Reproduce the entries in full, with no changes.

(Data entries for graphics)

[START]

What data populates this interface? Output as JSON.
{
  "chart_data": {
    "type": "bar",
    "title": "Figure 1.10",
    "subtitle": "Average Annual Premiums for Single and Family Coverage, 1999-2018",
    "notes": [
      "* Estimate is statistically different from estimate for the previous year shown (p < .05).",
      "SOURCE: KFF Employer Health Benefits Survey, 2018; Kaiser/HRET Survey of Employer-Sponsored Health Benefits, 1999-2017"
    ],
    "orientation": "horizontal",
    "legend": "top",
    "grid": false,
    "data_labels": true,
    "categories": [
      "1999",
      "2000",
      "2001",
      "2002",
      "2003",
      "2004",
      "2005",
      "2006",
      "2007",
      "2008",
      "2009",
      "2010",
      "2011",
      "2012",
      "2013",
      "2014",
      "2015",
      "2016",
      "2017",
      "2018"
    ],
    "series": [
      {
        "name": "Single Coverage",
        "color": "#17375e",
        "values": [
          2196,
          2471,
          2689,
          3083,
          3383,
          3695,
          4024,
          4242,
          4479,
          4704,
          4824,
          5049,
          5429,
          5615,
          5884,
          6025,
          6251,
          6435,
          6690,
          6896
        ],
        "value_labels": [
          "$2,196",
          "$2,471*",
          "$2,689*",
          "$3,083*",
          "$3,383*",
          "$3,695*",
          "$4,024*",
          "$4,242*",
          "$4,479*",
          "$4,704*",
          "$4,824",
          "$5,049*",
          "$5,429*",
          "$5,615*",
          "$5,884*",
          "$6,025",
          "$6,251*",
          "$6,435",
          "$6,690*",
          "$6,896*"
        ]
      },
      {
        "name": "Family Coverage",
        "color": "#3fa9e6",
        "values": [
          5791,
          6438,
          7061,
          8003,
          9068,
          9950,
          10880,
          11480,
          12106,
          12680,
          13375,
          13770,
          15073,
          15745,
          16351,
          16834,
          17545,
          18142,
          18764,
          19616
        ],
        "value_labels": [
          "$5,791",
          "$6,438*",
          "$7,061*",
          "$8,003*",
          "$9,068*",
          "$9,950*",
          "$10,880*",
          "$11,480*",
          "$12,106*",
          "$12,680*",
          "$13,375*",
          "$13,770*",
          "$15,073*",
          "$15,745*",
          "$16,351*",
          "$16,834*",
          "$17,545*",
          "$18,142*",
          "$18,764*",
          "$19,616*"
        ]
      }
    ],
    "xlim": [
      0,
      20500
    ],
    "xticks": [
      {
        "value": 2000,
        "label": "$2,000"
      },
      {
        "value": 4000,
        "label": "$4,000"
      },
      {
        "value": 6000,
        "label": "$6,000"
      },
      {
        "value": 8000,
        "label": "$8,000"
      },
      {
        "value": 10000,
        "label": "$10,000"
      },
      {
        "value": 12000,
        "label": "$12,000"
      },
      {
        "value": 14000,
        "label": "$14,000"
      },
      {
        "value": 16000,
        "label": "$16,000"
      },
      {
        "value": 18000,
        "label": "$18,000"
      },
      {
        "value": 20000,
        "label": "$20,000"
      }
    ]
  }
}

[END]

§ **THE RESPONSE**
What data populates this interface? Output as JSON.
{
  "chart_data": {
    "type": "bar",
    "title": "Figure 1.10",
    "subtitle": "Average Annual Premiums for Single and Family Coverage, 1999-2018",
    "notes": [
      "* Estimate is statistically different from estimate for the previous year shown (p < .05).",
      "SOURCE: KFF Employer Health Benefits Survey, 2018; Kaiser/HRET Survey of Employer-Sponsored Health Benefits, 1999-2017"
    ],
    "orientation": "horizontal",
    "legend": "top",
    "grid": false,
    "data_labels": true,
    "categories": [
      "1999",
      "2000",
      "2001",
      "2002",
      "2003",
      "2004",
      "2005",
      "2006",
      "2007",
      "2008",
      "2009",
      "2010",
      "2011",
      "2012",
      "2013",
      "2014",
      "2015",
      "2016",
      "2017",
      "2018"
    ],
    "series": [
      {
        "name": "Single Coverage",
        "color": "#17375e",
        "values": [
          2196,
          2471,
          2689,
          3083,
          3383,
          3695,
          4024,
          4242,
          4479,
          4704,
          4824,
          5049,
          5429,
          5615,
          5884,
          6025,
          6251,
          6435,
          6690,
          6896
        ],
        "value_labels": [
          "$2,196",
          "$2,471*",
          "$2,689*",
          "$3,083*",
          "$3,383*",
          "$3,695*",
          "$4,024*",
          "$4,242*",
          "$4,479*",
          "$4,704*",
          "$4,824",
          "$5,049*",
          "$5,429*",
          "$5,615*",
          "$5,884*",
          "$6,025",
          "$6,251*",
          "$6,435",
          "$6,690*",
          "$6,896*"
        ]
      },
      {
        "name": "Family Coverage",
        "color": "#3fa9e6",
        "values": [
          5791,
          6438,
          7061,
          8003,
          9068,
          9950,
          10880,
          11480,
          12106,
          12680,
          13375,
          13770,
          15073,
          15745,
          16351,
          16834,
          17545,
          18142,
          18764,
          19616
        ],
        "value_labels": [
          "$5,791",
          "$6,438*",
          "$7,061*",
          "$8,003*",
          "$9,068*",
          "$9,950*",
          "$10,880*",
          "$11,480*",
          "$12,106*",
          "$12,680*",
          "$13,375*",
          "$13,770*",
          "$15,073*",
          "$15,745*",
          "$16,351*",
          "$16,834*",
          "$17,545*",
          "$18,142*",
          "$18,764*",
          "$19,616*"
        ]
      }
    ],
    "xlim": [
      0,
      20500
    ],
    "xticks": [
      {
        "value": 2000,
        "label": "$2,000"
      },
      {
        "value": 4000,
        "label": "$4,000"
      },
      {
        "value": 6000,
        "label": "$6,000"
      },
      {
        "value": 8000,
        "label": "$8,000"
      },
      {
        "value": 10000,
        "label": "$10,000"
      },
      {
        "value": 12000,
        "label": "$12,000"
      },
      {
        "value": 14000,
        "label": "$14,000"
      },
      {
        "value": 16000,
        "label": "$16,000"
      },
      {
        "value": 18000,
        "label": "$18,000"
      },
      {
        "value": 20000,
        "label": "$20,000"
      }
    ]
  }
}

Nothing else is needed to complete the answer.